Skip all pictures; return exactly the lines from the one containing "What's the underlying" through the end of the data.
>> BEGIN WORKING DATA
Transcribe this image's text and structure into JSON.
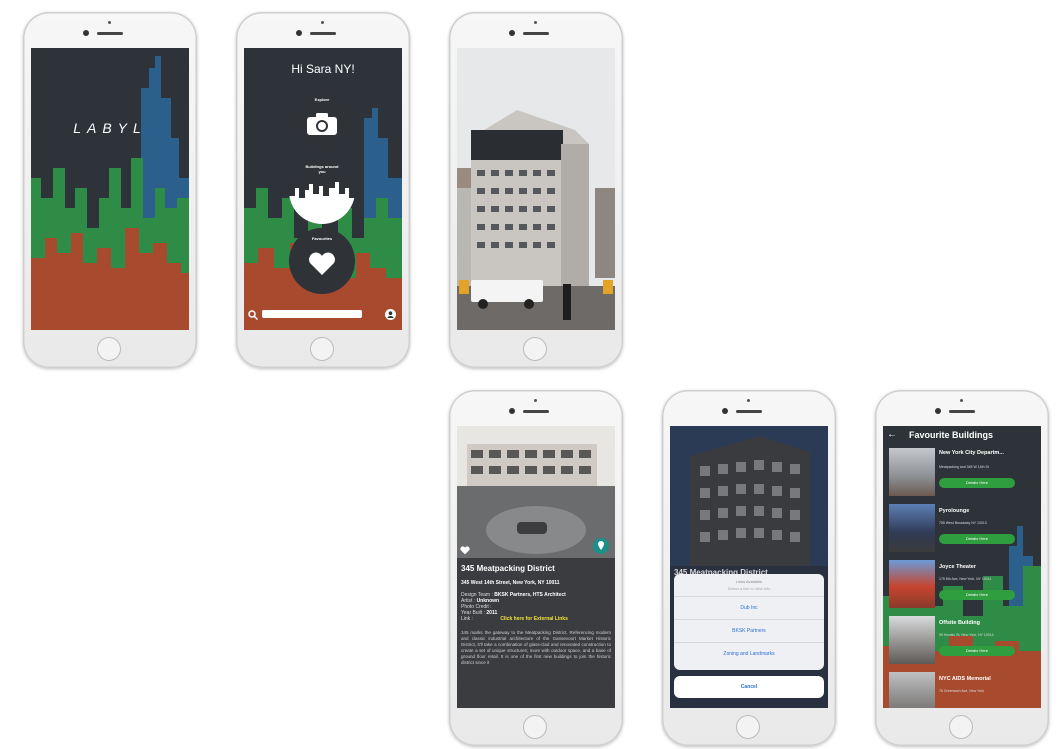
{
  "splash": {
    "logo": "LABYL"
  },
  "home": {
    "greeting": "Hi Sara NY!",
    "explore_label": "Explore",
    "buildings_label": "Buildings around you",
    "favourites_label": "Favourites",
    "search_placeholder": ""
  },
  "detail": {
    "title": "345 Meatpacking District",
    "address": "345 West 14th Street, New York, NY 10011",
    "fields": [
      {
        "label": "Design Team :",
        "value": "BKSK Partners, HTS Architect"
      },
      {
        "label": "Artist :",
        "value": "Unknown"
      },
      {
        "label": "Photo Credit :",
        "value": ""
      },
      {
        "label": "Year Built :",
        "value": "2011"
      }
    ],
    "link_label": "Link :",
    "link_text": "Click here for External Links",
    "description": "345 marks the gateway to the Meatpacking District. Referencing modern and classic industrial architecture of the Gansevoort Market Historic District, it'll take a combination of glass-clad and renovated construction to create a set of unique structures; more with outdoor space, and a base of ground floor retail. It is one of the first new buildings to join the historic district since it"
  },
  "sheet": {
    "title": "Links Available",
    "subtitle": "Select a link to view info",
    "options": [
      "Dub Inc",
      "BKSK Partners",
      "Zoning and Landmarks"
    ],
    "cancel": "Cancel",
    "background_title": "345 Meatpacking District"
  },
  "favourites": {
    "title": "Favourite Buildings",
    "action_label": "Details Here",
    "items": [
      {
        "name": "New York City Departm...",
        "address": "Meatpacking and 345 W 14th St"
      },
      {
        "name": "Pyrolounge",
        "address": "755 West Broadway NY 10013"
      },
      {
        "name": "Joyce Theater",
        "address": "175 8th Ave, New York, NY 10011"
      },
      {
        "name": "Offsite Building",
        "address": "95 Horatio St, New York, NY 10014"
      },
      {
        "name": "NYC AIDS Memorial",
        "address": "76 Greenwich Ave, New York"
      }
    ]
  },
  "colors": {
    "skyline_dark": "#2d3338",
    "skyline_blue": "#2b5f8c",
    "skyline_green": "#2f8c47",
    "skyline_red": "#a84a2e",
    "accent_green": "#2e9e3e",
    "link_yellow": "#f2e23a",
    "link_blue": "#2d6fd6"
  }
}
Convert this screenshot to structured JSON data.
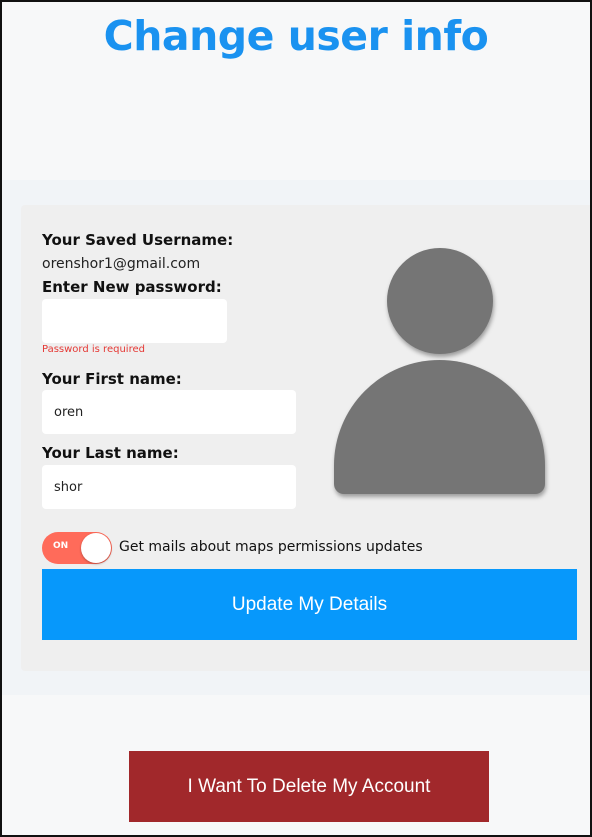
{
  "page": {
    "title": "Change user info"
  },
  "profile": {
    "saved_username_label": "Your Saved Username:",
    "saved_username_value": "orenshor1@gmail.com",
    "new_password_label": "Enter New password:",
    "new_password_value": "",
    "password_error": "Password is required",
    "first_name_label": "Your First name:",
    "first_name_value": "oren",
    "last_name_label": "Your Last name:",
    "last_name_value": "shor"
  },
  "mail_toggle": {
    "state_text": "ON",
    "is_on": true,
    "label": "Get mails about maps permissions updates"
  },
  "buttons": {
    "update": "Update My Details",
    "delete": "I Want To Delete My Account"
  },
  "colors": {
    "title": "#1a92f0",
    "update_button": "#0798fb",
    "delete_button": "#a1282b",
    "toggle_on": "#ff6b5a",
    "error": "#e53935",
    "avatar": "#757575"
  },
  "icons": {
    "avatar": "user-avatar-icon"
  }
}
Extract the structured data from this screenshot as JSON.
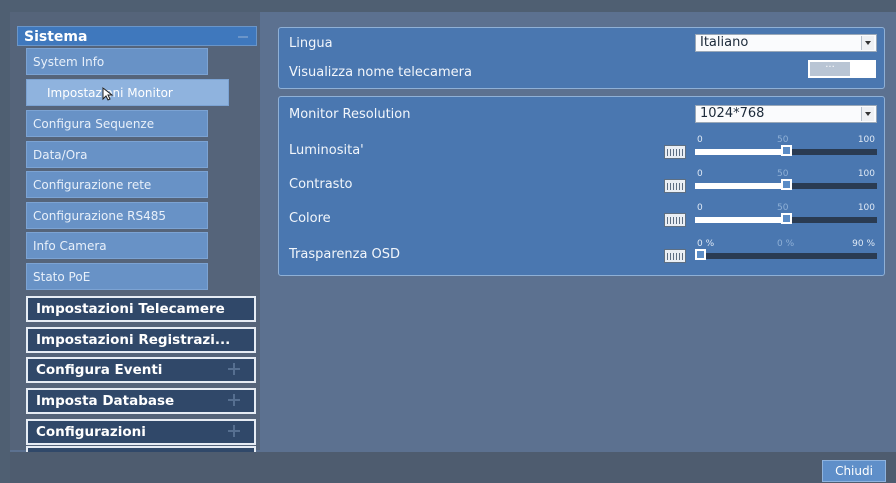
{
  "sidebar": {
    "section": {
      "label": "Sistema"
    },
    "items": [
      {
        "label": "System Info"
      },
      {
        "label": "Impostazioni Monitor",
        "active": true
      },
      {
        "label": "Configura Sequenze"
      },
      {
        "label": "Data/Ora"
      },
      {
        "label": "Configurazione rete"
      },
      {
        "label": "Configurazione RS485"
      },
      {
        "label": "Info Camera"
      },
      {
        "label": "Stato PoE"
      }
    ],
    "categories": [
      {
        "label": "Impostazioni Telecamere"
      },
      {
        "label": "Impostazioni Registrazi..."
      },
      {
        "label": "Configura Eventi"
      },
      {
        "label": "Imposta Database"
      },
      {
        "label": "Configurazioni"
      }
    ]
  },
  "general": {
    "language_label": "Lingua",
    "language_value": "Italiano",
    "show_camera_name_label": "Visualizza nome telecamera",
    "show_camera_name_toggle": "···"
  },
  "monitor": {
    "resolution_label": "Monitor Resolution",
    "resolution_value": "1024*768",
    "sliders": [
      {
        "label": "Luminosita'",
        "min": "0",
        "mid": "50",
        "max": "100",
        "value": 50,
        "range": [
          0,
          100
        ]
      },
      {
        "label": "Contrasto",
        "min": "0",
        "mid": "50",
        "max": "100",
        "value": 50,
        "range": [
          0,
          100
        ]
      },
      {
        "label": "Colore",
        "min": "0",
        "mid": "50",
        "max": "100",
        "value": 50,
        "range": [
          0,
          100
        ]
      },
      {
        "label": "Trasparenza OSD",
        "min": "0 %",
        "mid": "0 %",
        "max": "90 %",
        "value": 0,
        "range": [
          0,
          90
        ]
      }
    ]
  },
  "footer": {
    "close_label": "Chiudi"
  },
  "colors": {
    "panel": "#4a77b0",
    "accent": "#3f78bd",
    "category_bg": "#304869"
  }
}
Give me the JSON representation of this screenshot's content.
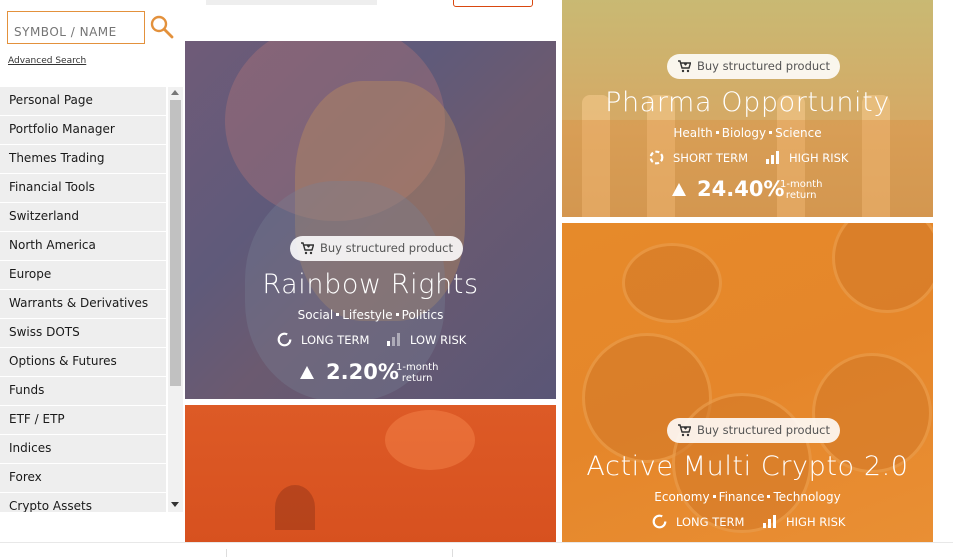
{
  "search": {
    "placeholder": "SYMBOL / NAME",
    "advanced_link": "Advanced Search"
  },
  "nav": {
    "items": [
      "Personal Page",
      "Portfolio Manager",
      "Themes Trading",
      "Financial Tools",
      "Switzerland",
      "North America",
      "Europe",
      "Warrants & Derivatives",
      "Swiss DOTS",
      "Options & Futures",
      "Funds",
      "ETF / ETP",
      "Indices",
      "Forex",
      "Crypto Assets"
    ]
  },
  "cards": {
    "rainbow": {
      "buy_label": "Buy structured product",
      "title": "Rainbow Rights",
      "tags": [
        "Social",
        "Lifestyle",
        "Politics"
      ],
      "term": "LONG TERM",
      "risk": "LOW RISK",
      "return_value": "2.20%",
      "return_label_1": "1-month",
      "return_label_2": "return"
    },
    "pharma": {
      "buy_label": "Buy structured product",
      "title": "Pharma Opportunity",
      "tags": [
        "Health",
        "Biology",
        "Science"
      ],
      "term": "SHORT TERM",
      "risk": "HIGH RISK",
      "return_value": "24.40%",
      "return_label_1": "1-month",
      "return_label_2": "return"
    },
    "crypto": {
      "buy_label": "Buy structured product",
      "title": "Active Multi Crypto 2.0",
      "tags": [
        "Economy",
        "Finance",
        "Technology"
      ],
      "term": "LONG TERM",
      "risk": "HIGH RISK"
    }
  },
  "colors": {
    "accent": "#e3913c",
    "nav_bg": "#eeeeee",
    "crypto_bg": "#e68a2a",
    "rainbow_bg": "#5f5a7a"
  }
}
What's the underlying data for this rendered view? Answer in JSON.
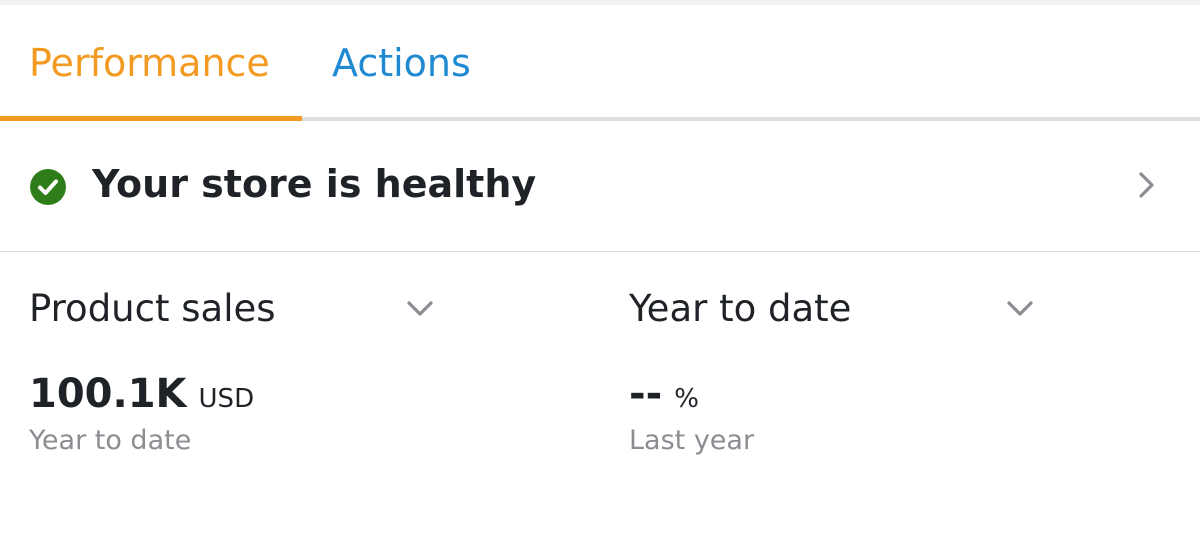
{
  "colors": {
    "active_tab": "#f29a21",
    "link": "#1f8ad2",
    "healthy": "#2e7d1a"
  },
  "tabs": [
    {
      "label": "Performance",
      "state": "active"
    },
    {
      "label": "Actions",
      "state": "inactive"
    }
  ],
  "health": {
    "icon": "check-circle-icon",
    "status_text": "Your store is healthy"
  },
  "metrics": {
    "left": {
      "label": "Product sales",
      "value": "100.1K",
      "unit": "USD",
      "period": "Year to date"
    },
    "right": {
      "label": "Year to date",
      "value": "--",
      "unit": "%",
      "period": "Last year"
    }
  }
}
>> END WORKING DATA
• [FULL OUTPUT]
What's the underlying data for this rendered view? Answer in JSON.
{
  "colors": {
    "active_tab": "#f29a21",
    "link": "#1f8ad2",
    "healthy": "#2e7d1a"
  },
  "tabs": [
    {
      "label": "Performance",
      "state": "active"
    },
    {
      "label": "Actions",
      "state": "inactive"
    }
  ],
  "health": {
    "icon": "check-circle-icon",
    "status_text": "Your store is healthy"
  },
  "metrics": {
    "left": {
      "label": "Product sales",
      "value": "100.1K",
      "unit": "USD",
      "period": "Year to date"
    },
    "right": {
      "label": "Year to date",
      "value": "--",
      "unit": "%",
      "period": "Last year"
    }
  }
}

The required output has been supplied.